Exercise input:
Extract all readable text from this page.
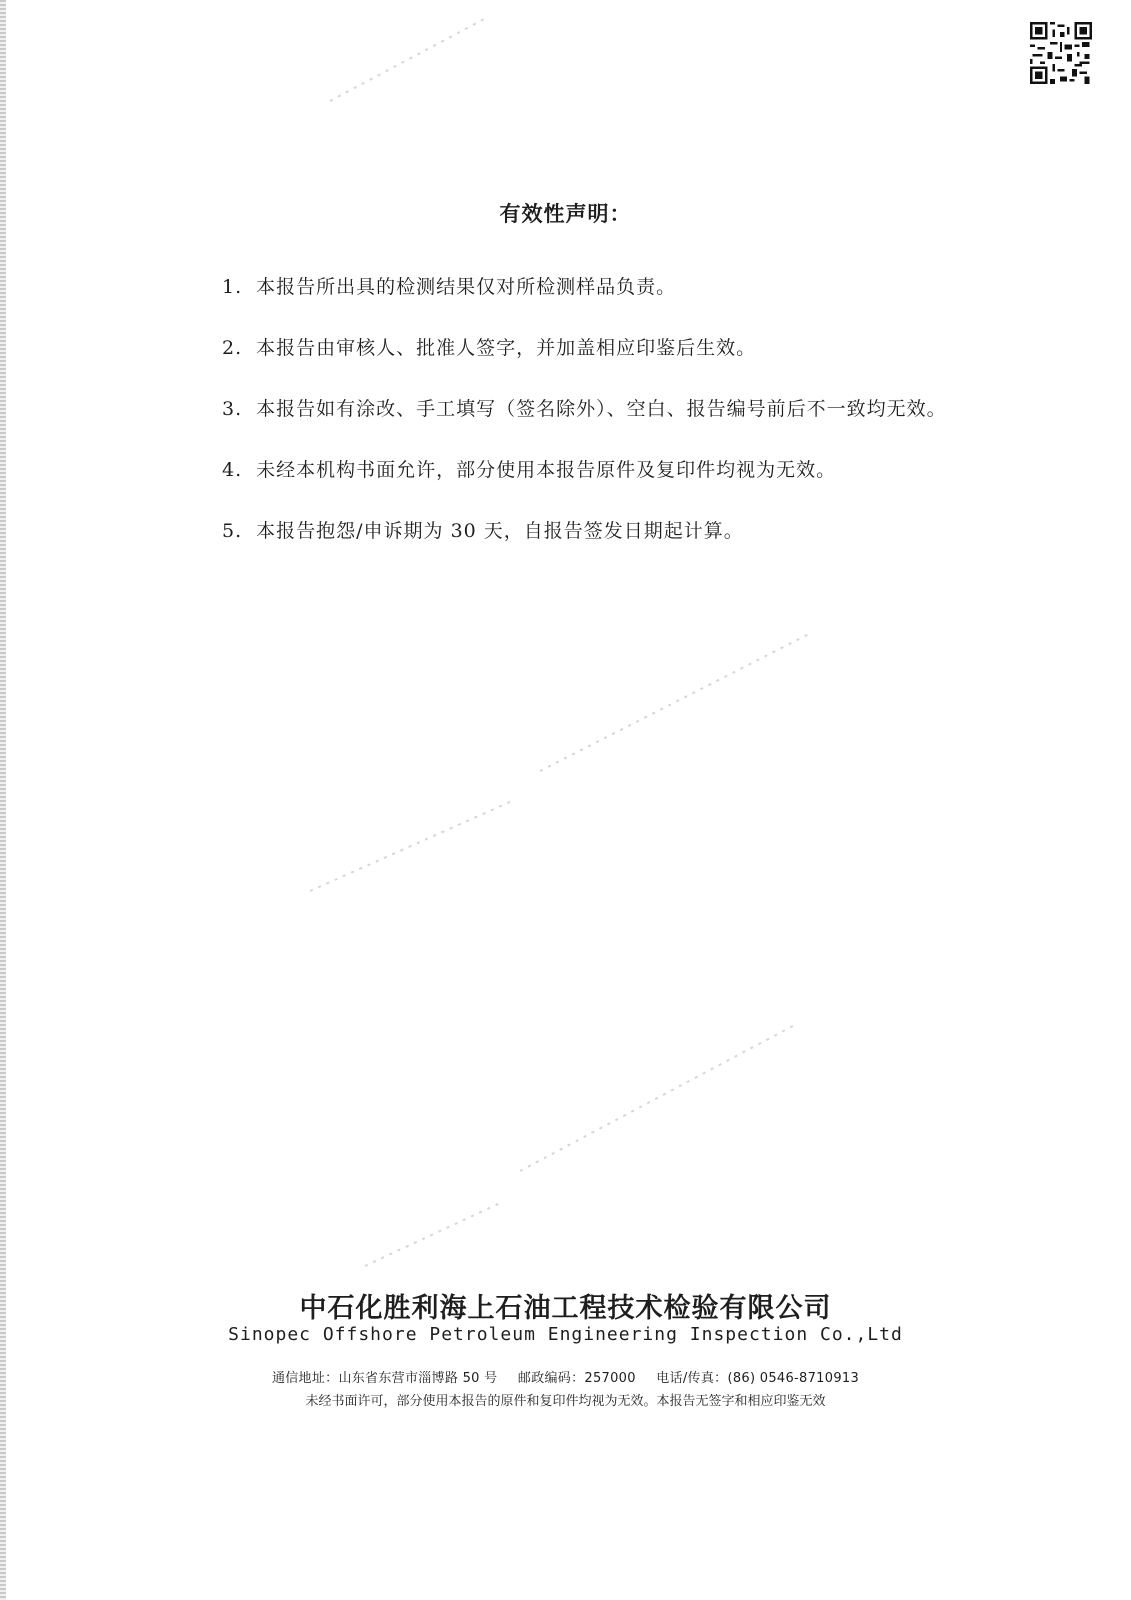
有效性声明：
1. 本报告所出具的检测结果仅对所检测样品负责。
2. 本报告由审核人、批准人签字，并加盖相应印鉴后生效。
3. 本报告如有涂改、手工填写（签名除外）、空白、报告编号前后不一致均无效。
4. 未经本机构书面允许，部分使用本报告原件及复印件均视为无效。
5. 本报告抱怨/申诉期为 30 天，自报告签发日期起计算。
中石化胜利海上石油工程技术检验有限公司
Sinopec Offshore Petroleum Engineering Inspection Co.,Ltd
通信地址：山东省东营市淄博路 50 号 邮政编码：257000 电话/传真：(86) 0546-8710913
未经书面许可，部分使用本报告的原件和复印件均视为无效。本报告无签字和相应印鉴无效
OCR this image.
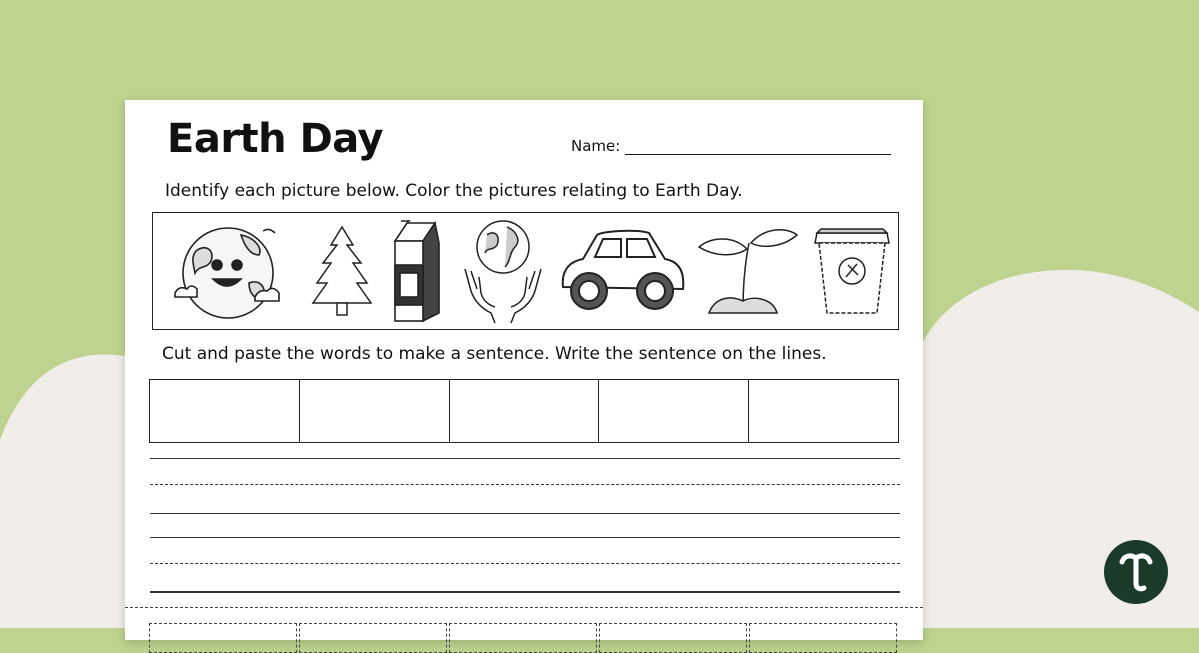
Earth Day	Name:
Identify each picture below. Color the pictures relating to Earth Day.
Cut and paste the words to make a sentence. Write the sentence on the lines.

Instructions for the task: Show each line holding the word "this".

Correct answer:
Extract all readable text from this page.
OCR this image.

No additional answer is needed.